[Material provided start]

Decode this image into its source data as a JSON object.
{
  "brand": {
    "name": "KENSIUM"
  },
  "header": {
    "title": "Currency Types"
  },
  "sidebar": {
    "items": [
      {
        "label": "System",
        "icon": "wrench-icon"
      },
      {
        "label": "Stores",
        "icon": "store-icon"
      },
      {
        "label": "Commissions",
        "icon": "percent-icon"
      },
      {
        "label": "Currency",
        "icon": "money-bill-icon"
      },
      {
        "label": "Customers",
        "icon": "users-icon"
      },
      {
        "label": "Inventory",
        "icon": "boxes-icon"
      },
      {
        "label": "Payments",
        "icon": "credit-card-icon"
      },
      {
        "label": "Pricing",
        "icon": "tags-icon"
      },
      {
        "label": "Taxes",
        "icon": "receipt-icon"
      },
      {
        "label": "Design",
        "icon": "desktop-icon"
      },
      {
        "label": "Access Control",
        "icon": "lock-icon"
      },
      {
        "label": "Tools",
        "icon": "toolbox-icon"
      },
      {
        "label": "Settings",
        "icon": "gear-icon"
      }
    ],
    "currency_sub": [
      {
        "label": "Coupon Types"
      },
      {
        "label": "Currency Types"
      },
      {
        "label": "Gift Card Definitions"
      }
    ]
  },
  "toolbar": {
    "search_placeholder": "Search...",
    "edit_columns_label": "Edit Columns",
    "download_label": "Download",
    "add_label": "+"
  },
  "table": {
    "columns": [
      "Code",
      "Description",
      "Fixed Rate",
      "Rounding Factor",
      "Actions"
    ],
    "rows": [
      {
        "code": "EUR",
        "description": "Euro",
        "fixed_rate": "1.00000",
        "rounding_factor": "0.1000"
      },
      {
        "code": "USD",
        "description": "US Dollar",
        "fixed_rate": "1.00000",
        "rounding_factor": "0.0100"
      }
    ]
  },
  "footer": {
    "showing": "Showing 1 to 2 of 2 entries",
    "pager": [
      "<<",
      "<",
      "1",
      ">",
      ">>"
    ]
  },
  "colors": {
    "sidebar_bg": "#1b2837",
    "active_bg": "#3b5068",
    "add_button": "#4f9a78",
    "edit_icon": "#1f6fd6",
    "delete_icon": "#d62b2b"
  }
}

[Material provided end]

> To do
Output every entry shown above, exactly.

> Worked solution
Decode this image into its source data as a JSON object.
{
  "brand": {
    "name": "KENSIUM"
  },
  "header": {
    "title": "Currency Types"
  },
  "sidebar": {
    "items": [
      {
        "label": "System",
        "icon": "wrench-icon"
      },
      {
        "label": "Stores",
        "icon": "store-icon"
      },
      {
        "label": "Commissions",
        "icon": "percent-icon"
      },
      {
        "label": "Currency",
        "icon": "money-bill-icon"
      },
      {
        "label": "Customers",
        "icon": "users-icon"
      },
      {
        "label": "Inventory",
        "icon": "boxes-icon"
      },
      {
        "label": "Payments",
        "icon": "credit-card-icon"
      },
      {
        "label": "Pricing",
        "icon": "tags-icon"
      },
      {
        "label": "Taxes",
        "icon": "receipt-icon"
      },
      {
        "label": "Design",
        "icon": "desktop-icon"
      },
      {
        "label": "Access Control",
        "icon": "lock-icon"
      },
      {
        "label": "Tools",
        "icon": "toolbox-icon"
      },
      {
        "label": "Settings",
        "icon": "gear-icon"
      }
    ],
    "currency_sub": [
      {
        "label": "Coupon Types"
      },
      {
        "label": "Currency Types"
      },
      {
        "label": "Gift Card Definitions"
      }
    ]
  },
  "toolbar": {
    "search_placeholder": "Search...",
    "edit_columns_label": "Edit Columns",
    "download_label": "Download",
    "add_label": "+"
  },
  "table": {
    "columns": [
      "Code",
      "Description",
      "Fixed Rate",
      "Rounding Factor",
      "Actions"
    ],
    "rows": [
      {
        "code": "EUR",
        "description": "Euro",
        "fixed_rate": "1.00000",
        "rounding_factor": "0.1000"
      },
      {
        "code": "USD",
        "description": "US Dollar",
        "fixed_rate": "1.00000",
        "rounding_factor": "0.0100"
      }
    ]
  },
  "footer": {
    "showing": "Showing 1 to 2 of 2 entries",
    "pager": [
      "<<",
      "<",
      "1",
      ">",
      ">>"
    ]
  },
  "colors": {
    "sidebar_bg": "#1b2837",
    "active_bg": "#3b5068",
    "add_button": "#4f9a78",
    "edit_icon": "#1f6fd6",
    "delete_icon": "#d62b2b"
  }
}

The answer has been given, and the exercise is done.